RECORDS SHOWN:
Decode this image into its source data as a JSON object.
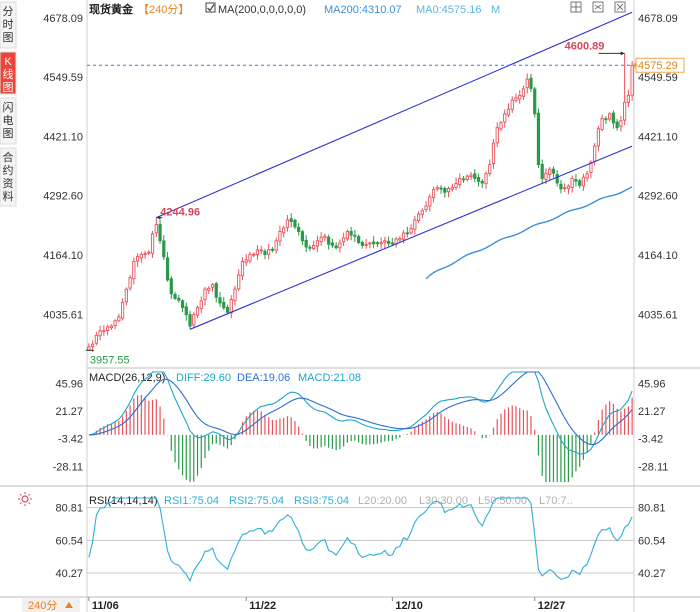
{
  "side_tabs": [
    {
      "label": "分时图",
      "active": false
    },
    {
      "label": "K线图",
      "active": true
    },
    {
      "label": "闪电图",
      "active": false
    },
    {
      "label": "合约资料",
      "active": false
    }
  ],
  "header": {
    "instrument": "现货黄金",
    "period_tag": "【240分】",
    "ma_toggle": "MA(200,0,0,0,0,0)",
    "ma200_label": "MA200:4310.07",
    "ma0_label": "MA0:4575.16",
    "ma_extra": "M"
  },
  "period_selector": "240分",
  "colors": {
    "up": "#e8525a",
    "down": "#2a9a48",
    "ma200": "#3c8fd8",
    "channel": "#2f2fd8",
    "last_price_line": "#3b7dd8",
    "price_label_border": "#f0a640",
    "price_label_text": "#e8821e",
    "diff": "#1aa8c8",
    "dea": "#2d6fd0",
    "rsi": "#2bb0d8",
    "annotation": "#d8465a"
  },
  "chart_data": [
    {
      "type": "candlestick",
      "title": "现货黄金 240分",
      "y_ticks": [
        4678.09,
        4549.59,
        4421.1,
        4292.6,
        4164.1,
        4035.61
      ],
      "ylim": [
        3930,
        4695
      ],
      "x_tick_labels": [
        "11/06",
        "11/22",
        "12/10",
        "12/27"
      ],
      "x_tick_positions": [
        0,
        42,
        81,
        119
      ],
      "n_bars": 146,
      "ma200_value": 4310.07,
      "last_price": 4575.29,
      "annotations": [
        {
          "label": "4244.96",
          "bar": 18,
          "value": 4244.96
        },
        {
          "label": "4600.89",
          "bar": 143,
          "value": 4600.89
        },
        {
          "label": "3957.55",
          "bar": 0,
          "value": 3957.55
        }
      ],
      "channel_upper": [
        {
          "bar": 18,
          "value": 4244.96
        },
        {
          "bar": 145,
          "value": 4690
        }
      ],
      "channel_lower": [
        {
          "bar": 27,
          "value": 4003
        },
        {
          "bar": 145,
          "value": 4400
        }
      ],
      "close_anchors": [
        [
          0,
          3965
        ],
        [
          2,
          3990
        ],
        [
          4,
          4000
        ],
        [
          6,
          4010
        ],
        [
          8,
          4030
        ],
        [
          10,
          4090
        ],
        [
          12,
          4150
        ],
        [
          14,
          4165
        ],
        [
          16,
          4170
        ],
        [
          17,
          4210
        ],
        [
          18,
          4230
        ],
        [
          19,
          4195
        ],
        [
          20,
          4160
        ],
        [
          21,
          4110
        ],
        [
          22,
          4080
        ],
        [
          23,
          4070
        ],
        [
          25,
          4050
        ],
        [
          27,
          4010
        ],
        [
          29,
          4050
        ],
        [
          31,
          4090
        ],
        [
          33,
          4100
        ],
        [
          35,
          4060
        ],
        [
          37,
          4040
        ],
        [
          39,
          4090
        ],
        [
          41,
          4150
        ],
        [
          43,
          4165
        ],
        [
          45,
          4175
        ],
        [
          47,
          4165
        ],
        [
          49,
          4175
        ],
        [
          51,
          4215
        ],
        [
          53,
          4240
        ],
        [
          55,
          4225
        ],
        [
          57,
          4195
        ],
        [
          59,
          4180
        ],
        [
          61,
          4195
        ],
        [
          63,
          4205
        ],
        [
          65,
          4185
        ],
        [
          67,
          4190
        ],
        [
          69,
          4215
        ],
        [
          71,
          4205
        ],
        [
          73,
          4185
        ],
        [
          75,
          4190
        ],
        [
          77,
          4190
        ],
        [
          79,
          4195
        ],
        [
          81,
          4190
        ],
        [
          83,
          4200
        ],
        [
          85,
          4210
        ],
        [
          87,
          4240
        ],
        [
          89,
          4260
        ],
        [
          91,
          4290
        ],
        [
          93,
          4310
        ],
        [
          95,
          4300
        ],
        [
          97,
          4310
        ],
        [
          99,
          4330
        ],
        [
          101,
          4335
        ],
        [
          103,
          4330
        ],
        [
          105,
          4320
        ],
        [
          107,
          4360
        ],
        [
          109,
          4440
        ],
        [
          111,
          4470
        ],
        [
          113,
          4500
        ],
        [
          115,
          4510
        ],
        [
          117,
          4545
        ],
        [
          118,
          4525
        ],
        [
          119,
          4470
        ],
        [
          120,
          4360
        ],
        [
          121,
          4330
        ],
        [
          123,
          4350
        ],
        [
          125,
          4320
        ],
        [
          127,
          4310
        ],
        [
          129,
          4330
        ],
        [
          131,
          4315
        ],
        [
          133,
          4340
        ],
        [
          135,
          4400
        ],
        [
          137,
          4460
        ],
        [
          139,
          4470
        ],
        [
          141,
          4440
        ],
        [
          142,
          4455
        ],
        [
          143,
          4495
        ],
        [
          144,
          4510
        ],
        [
          145,
          4575
        ]
      ]
    },
    {
      "type": "bar+line",
      "title": "MACD(26,12,9)",
      "legend": [
        {
          "name": "DIFF",
          "label": "DIFF:29.60",
          "value": 29.6
        },
        {
          "name": "DEA",
          "label": "DEA:19.06",
          "value": 19.06
        },
        {
          "name": "MACD",
          "label": "MACD:21.08",
          "value": 21.08
        }
      ],
      "y_ticks": [
        45.96,
        21.27,
        -3.42,
        -28.11
      ],
      "ylim": [
        -42,
        56
      ]
    },
    {
      "type": "line",
      "title": "RSI(14,14,14)",
      "legend": [
        {
          "name": "RSI1",
          "label": "RSI1:75.04",
          "value": 75.04
        },
        {
          "name": "RSI2",
          "label": "RSI2:75.04",
          "value": 75.04
        },
        {
          "name": "RSI3",
          "label": "RSI3:75.04",
          "value": 75.04
        },
        {
          "name": "L20",
          "label": "L20:20.00",
          "value": 20.0
        },
        {
          "name": "L30",
          "label": "L30:30.00",
          "value": 30.0
        },
        {
          "name": "L50",
          "label": "L50:50.00",
          "value": 50.0
        },
        {
          "name": "L70",
          "label": "L70:7..",
          "value": 70.0
        }
      ],
      "y_ticks": [
        80.81,
        60.54,
        40.27
      ],
      "ylim": [
        26,
        88
      ]
    }
  ]
}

WHAT YOU NEED TO DO:
Reproduce the data word for word, excluding its pictures.

OUTPUT BELOW:
Decode this image into its source data as a JSON object.
{
  "side_tabs": [
    {
      "label": "分时图",
      "active": false
    },
    {
      "label": "K线图",
      "active": true
    },
    {
      "label": "闪电图",
      "active": false
    },
    {
      "label": "合约资料",
      "active": false
    }
  ],
  "header": {
    "instrument": "现货黄金",
    "period_tag": "【240分】",
    "ma_toggle": "MA(200,0,0,0,0,0)",
    "ma200_label": "MA200:4310.07",
    "ma0_label": "MA0:4575.16",
    "ma_extra": "M"
  },
  "period_selector": "240分",
  "colors": {
    "up": "#e8525a",
    "down": "#2a9a48",
    "ma200": "#3c8fd8",
    "channel": "#2f2fd8",
    "last_price_line": "#3b7dd8",
    "price_label_border": "#f0a640",
    "price_label_text": "#e8821e",
    "diff": "#1aa8c8",
    "dea": "#2d6fd0",
    "rsi": "#2bb0d8",
    "annotation": "#d8465a"
  },
  "chart_data": [
    {
      "type": "candlestick",
      "title": "现货黄金 240分",
      "y_ticks": [
        4678.09,
        4549.59,
        4421.1,
        4292.6,
        4164.1,
        4035.61
      ],
      "ylim": [
        3930,
        4695
      ],
      "x_tick_labels": [
        "11/06",
        "11/22",
        "12/10",
        "12/27"
      ],
      "x_tick_positions": [
        0,
        42,
        81,
        119
      ],
      "n_bars": 146,
      "ma200_value": 4310.07,
      "last_price": 4575.29,
      "annotations": [
        {
          "label": "4244.96",
          "bar": 18,
          "value": 4244.96
        },
        {
          "label": "4600.89",
          "bar": 143,
          "value": 4600.89
        },
        {
          "label": "3957.55",
          "bar": 0,
          "value": 3957.55
        }
      ],
      "channel_upper": [
        {
          "bar": 18,
          "value": 4244.96
        },
        {
          "bar": 145,
          "value": 4690
        }
      ],
      "channel_lower": [
        {
          "bar": 27,
          "value": 4003
        },
        {
          "bar": 145,
          "value": 4400
        }
      ],
      "close_anchors": [
        [
          0,
          3965
        ],
        [
          2,
          3990
        ],
        [
          4,
          4000
        ],
        [
          6,
          4010
        ],
        [
          8,
          4030
        ],
        [
          10,
          4090
        ],
        [
          12,
          4150
        ],
        [
          14,
          4165
        ],
        [
          16,
          4170
        ],
        [
          17,
          4210
        ],
        [
          18,
          4230
        ],
        [
          19,
          4195
        ],
        [
          20,
          4160
        ],
        [
          21,
          4110
        ],
        [
          22,
          4080
        ],
        [
          23,
          4070
        ],
        [
          25,
          4050
        ],
        [
          27,
          4010
        ],
        [
          29,
          4050
        ],
        [
          31,
          4090
        ],
        [
          33,
          4100
        ],
        [
          35,
          4060
        ],
        [
          37,
          4040
        ],
        [
          39,
          4090
        ],
        [
          41,
          4150
        ],
        [
          43,
          4165
        ],
        [
          45,
          4175
        ],
        [
          47,
          4165
        ],
        [
          49,
          4175
        ],
        [
          51,
          4215
        ],
        [
          53,
          4240
        ],
        [
          55,
          4225
        ],
        [
          57,
          4195
        ],
        [
          59,
          4180
        ],
        [
          61,
          4195
        ],
        [
          63,
          4205
        ],
        [
          65,
          4185
        ],
        [
          67,
          4190
        ],
        [
          69,
          4215
        ],
        [
          71,
          4205
        ],
        [
          73,
          4185
        ],
        [
          75,
          4190
        ],
        [
          77,
          4190
        ],
        [
          79,
          4195
        ],
        [
          81,
          4190
        ],
        [
          83,
          4200
        ],
        [
          85,
          4210
        ],
        [
          87,
          4240
        ],
        [
          89,
          4260
        ],
        [
          91,
          4290
        ],
        [
          93,
          4310
        ],
        [
          95,
          4300
        ],
        [
          97,
          4310
        ],
        [
          99,
          4330
        ],
        [
          101,
          4335
        ],
        [
          103,
          4330
        ],
        [
          105,
          4320
        ],
        [
          107,
          4360
        ],
        [
          109,
          4440
        ],
        [
          111,
          4470
        ],
        [
          113,
          4500
        ],
        [
          115,
          4510
        ],
        [
          117,
          4545
        ],
        [
          118,
          4525
        ],
        [
          119,
          4470
        ],
        [
          120,
          4360
        ],
        [
          121,
          4330
        ],
        [
          123,
          4350
        ],
        [
          125,
          4320
        ],
        [
          127,
          4310
        ],
        [
          129,
          4330
        ],
        [
          131,
          4315
        ],
        [
          133,
          4340
        ],
        [
          135,
          4400
        ],
        [
          137,
          4460
        ],
        [
          139,
          4470
        ],
        [
          141,
          4440
        ],
        [
          142,
          4455
        ],
        [
          143,
          4495
        ],
        [
          144,
          4510
        ],
        [
          145,
          4575
        ]
      ]
    },
    {
      "type": "bar+line",
      "title": "MACD(26,12,9)",
      "legend": [
        {
          "name": "DIFF",
          "label": "DIFF:29.60",
          "value": 29.6
        },
        {
          "name": "DEA",
          "label": "DEA:19.06",
          "value": 19.06
        },
        {
          "name": "MACD",
          "label": "MACD:21.08",
          "value": 21.08
        }
      ],
      "y_ticks": [
        45.96,
        21.27,
        -3.42,
        -28.11
      ],
      "ylim": [
        -42,
        56
      ]
    },
    {
      "type": "line",
      "title": "RSI(14,14,14)",
      "legend": [
        {
          "name": "RSI1",
          "label": "RSI1:75.04",
          "value": 75.04
        },
        {
          "name": "RSI2",
          "label": "RSI2:75.04",
          "value": 75.04
        },
        {
          "name": "RSI3",
          "label": "RSI3:75.04",
          "value": 75.04
        },
        {
          "name": "L20",
          "label": "L20:20.00",
          "value": 20.0
        },
        {
          "name": "L30",
          "label": "L30:30.00",
          "value": 30.0
        },
        {
          "name": "L50",
          "label": "L50:50.00",
          "value": 50.0
        },
        {
          "name": "L70",
          "label": "L70:7..",
          "value": 70.0
        }
      ],
      "y_ticks": [
        80.81,
        60.54,
        40.27
      ],
      "ylim": [
        26,
        88
      ]
    }
  ]
}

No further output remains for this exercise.